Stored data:
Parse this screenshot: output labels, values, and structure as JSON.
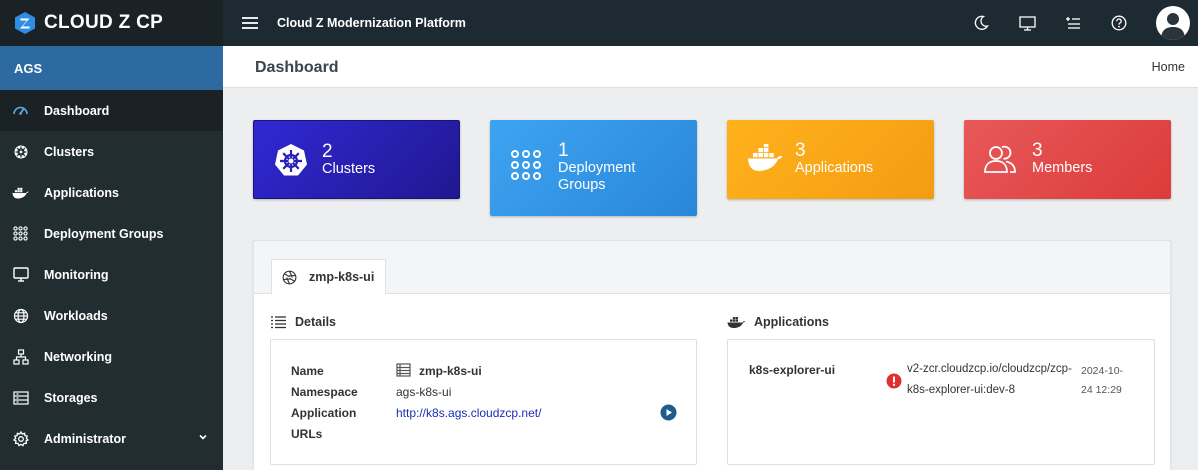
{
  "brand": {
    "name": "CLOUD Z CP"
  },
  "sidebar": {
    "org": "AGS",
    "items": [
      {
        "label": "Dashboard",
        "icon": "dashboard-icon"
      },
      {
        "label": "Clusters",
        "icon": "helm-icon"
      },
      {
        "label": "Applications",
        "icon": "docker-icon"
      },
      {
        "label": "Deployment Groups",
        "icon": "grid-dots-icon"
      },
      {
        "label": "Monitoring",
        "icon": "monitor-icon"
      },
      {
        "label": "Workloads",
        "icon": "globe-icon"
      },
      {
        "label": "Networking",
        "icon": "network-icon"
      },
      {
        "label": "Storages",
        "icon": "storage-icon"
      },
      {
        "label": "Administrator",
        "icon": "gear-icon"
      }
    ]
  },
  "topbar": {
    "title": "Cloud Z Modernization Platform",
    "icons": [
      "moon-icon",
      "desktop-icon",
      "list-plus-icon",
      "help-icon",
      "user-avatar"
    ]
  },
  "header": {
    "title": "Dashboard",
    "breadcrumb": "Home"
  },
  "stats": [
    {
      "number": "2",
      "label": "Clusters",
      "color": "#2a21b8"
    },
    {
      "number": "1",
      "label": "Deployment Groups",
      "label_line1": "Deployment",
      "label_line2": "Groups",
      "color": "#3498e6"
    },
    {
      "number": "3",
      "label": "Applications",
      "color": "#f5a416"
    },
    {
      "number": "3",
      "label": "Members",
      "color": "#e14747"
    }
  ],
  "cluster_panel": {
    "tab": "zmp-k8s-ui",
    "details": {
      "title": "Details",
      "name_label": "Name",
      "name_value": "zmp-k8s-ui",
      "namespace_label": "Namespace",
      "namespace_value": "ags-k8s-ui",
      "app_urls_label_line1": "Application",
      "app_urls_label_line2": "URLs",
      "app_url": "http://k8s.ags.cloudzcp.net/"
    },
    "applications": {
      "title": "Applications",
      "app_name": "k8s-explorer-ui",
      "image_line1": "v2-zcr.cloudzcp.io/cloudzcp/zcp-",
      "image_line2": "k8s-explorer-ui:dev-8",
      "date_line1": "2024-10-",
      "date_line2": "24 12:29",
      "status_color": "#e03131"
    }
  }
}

---

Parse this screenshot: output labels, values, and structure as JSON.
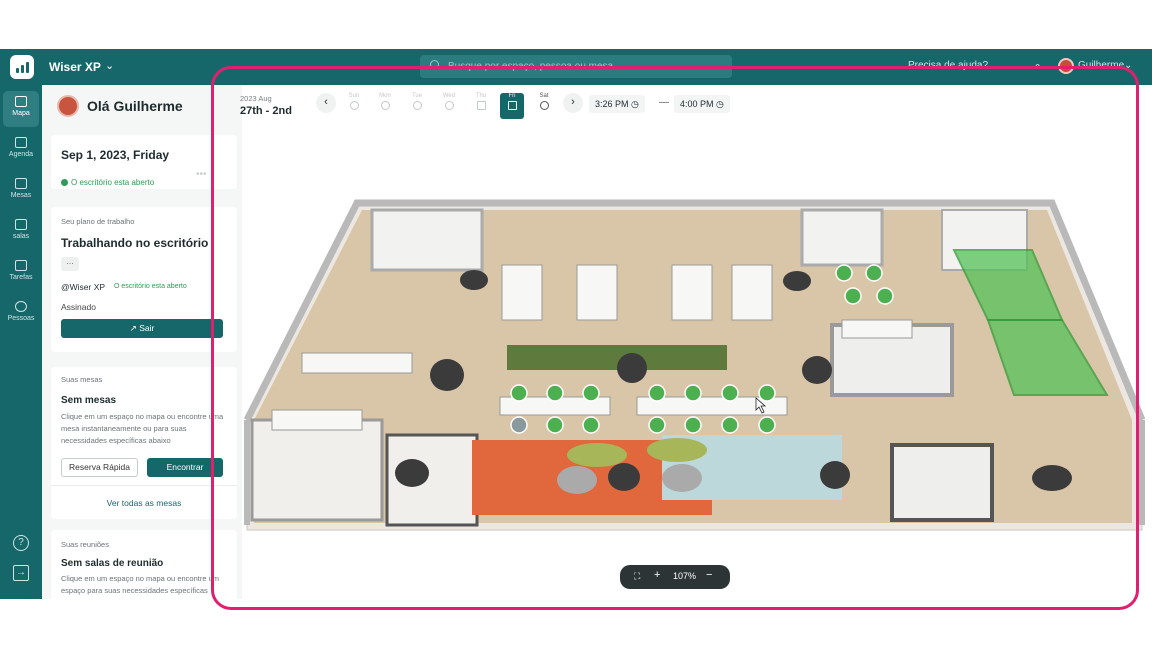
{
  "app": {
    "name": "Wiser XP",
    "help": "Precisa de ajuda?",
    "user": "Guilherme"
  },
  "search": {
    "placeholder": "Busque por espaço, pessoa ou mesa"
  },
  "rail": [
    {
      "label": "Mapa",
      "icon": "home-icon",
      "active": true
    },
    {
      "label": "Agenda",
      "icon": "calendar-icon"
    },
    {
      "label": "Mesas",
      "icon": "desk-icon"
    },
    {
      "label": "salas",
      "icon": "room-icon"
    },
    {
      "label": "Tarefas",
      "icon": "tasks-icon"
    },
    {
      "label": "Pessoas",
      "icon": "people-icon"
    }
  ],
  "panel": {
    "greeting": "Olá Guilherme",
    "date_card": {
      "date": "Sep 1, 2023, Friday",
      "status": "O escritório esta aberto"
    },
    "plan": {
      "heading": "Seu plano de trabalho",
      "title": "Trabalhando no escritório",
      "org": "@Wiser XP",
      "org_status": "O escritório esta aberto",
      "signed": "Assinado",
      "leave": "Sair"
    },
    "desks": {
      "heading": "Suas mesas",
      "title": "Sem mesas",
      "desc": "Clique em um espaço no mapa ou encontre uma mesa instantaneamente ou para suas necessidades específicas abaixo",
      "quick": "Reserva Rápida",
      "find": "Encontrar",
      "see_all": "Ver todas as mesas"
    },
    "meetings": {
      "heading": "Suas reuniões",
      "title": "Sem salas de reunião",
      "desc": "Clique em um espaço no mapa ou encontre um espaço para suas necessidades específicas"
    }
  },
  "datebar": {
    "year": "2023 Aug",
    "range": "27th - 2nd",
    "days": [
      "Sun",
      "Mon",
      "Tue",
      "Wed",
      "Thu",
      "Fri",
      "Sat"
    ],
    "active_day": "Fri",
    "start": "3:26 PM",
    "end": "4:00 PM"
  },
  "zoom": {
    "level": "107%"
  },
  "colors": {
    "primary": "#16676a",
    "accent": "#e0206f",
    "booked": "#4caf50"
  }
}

...

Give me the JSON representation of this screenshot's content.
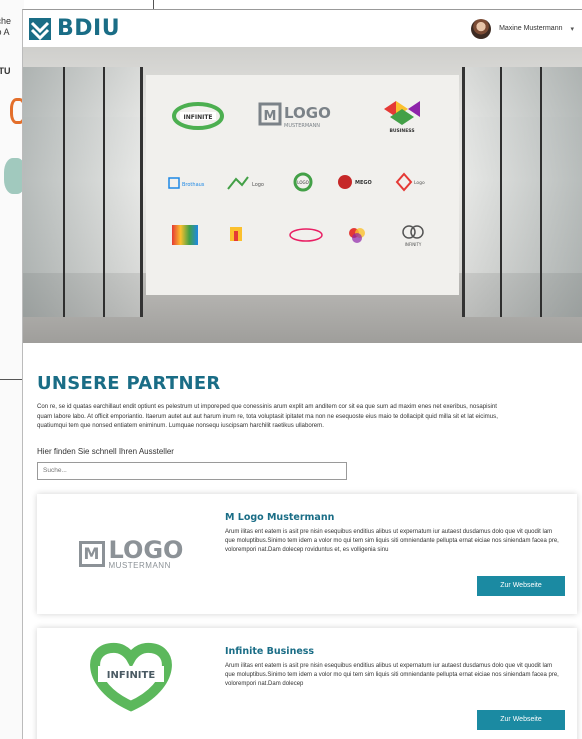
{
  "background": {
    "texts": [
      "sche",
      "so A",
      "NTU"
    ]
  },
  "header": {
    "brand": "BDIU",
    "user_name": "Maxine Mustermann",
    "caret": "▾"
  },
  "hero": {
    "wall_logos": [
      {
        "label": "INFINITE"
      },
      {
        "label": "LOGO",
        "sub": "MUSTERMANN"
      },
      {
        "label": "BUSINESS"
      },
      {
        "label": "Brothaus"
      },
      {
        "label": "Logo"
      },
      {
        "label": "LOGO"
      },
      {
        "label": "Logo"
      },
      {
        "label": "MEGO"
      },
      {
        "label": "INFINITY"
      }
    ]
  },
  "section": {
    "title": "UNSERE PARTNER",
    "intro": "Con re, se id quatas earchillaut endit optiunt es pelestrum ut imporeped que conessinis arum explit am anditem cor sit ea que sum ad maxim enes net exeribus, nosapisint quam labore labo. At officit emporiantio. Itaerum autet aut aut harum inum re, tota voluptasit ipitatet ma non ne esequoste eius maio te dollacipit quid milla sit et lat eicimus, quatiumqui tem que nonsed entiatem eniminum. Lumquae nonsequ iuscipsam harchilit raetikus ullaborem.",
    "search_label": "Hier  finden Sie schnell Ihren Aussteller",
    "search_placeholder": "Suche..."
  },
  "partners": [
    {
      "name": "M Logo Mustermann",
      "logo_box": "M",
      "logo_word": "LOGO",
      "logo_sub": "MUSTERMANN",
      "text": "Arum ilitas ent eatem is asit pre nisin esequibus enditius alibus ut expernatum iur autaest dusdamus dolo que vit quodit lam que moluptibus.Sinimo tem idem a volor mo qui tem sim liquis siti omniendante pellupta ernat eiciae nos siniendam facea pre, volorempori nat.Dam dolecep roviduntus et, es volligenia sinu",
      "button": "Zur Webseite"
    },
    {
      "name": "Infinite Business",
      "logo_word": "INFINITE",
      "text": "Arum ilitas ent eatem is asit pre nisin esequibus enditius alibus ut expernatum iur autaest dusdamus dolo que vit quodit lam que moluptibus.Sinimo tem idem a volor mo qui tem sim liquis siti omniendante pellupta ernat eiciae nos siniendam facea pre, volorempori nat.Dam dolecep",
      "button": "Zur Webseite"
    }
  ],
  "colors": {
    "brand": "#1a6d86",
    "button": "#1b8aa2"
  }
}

[AIM]:
In the entries above, identify every line with the word "explorer". Copy those lines.

[RESPONSE FOR THIS EXERCISE]:
      "app_name": "k8s-explorer-ui",
      "image_line2": "k8s-explorer-ui:dev-8",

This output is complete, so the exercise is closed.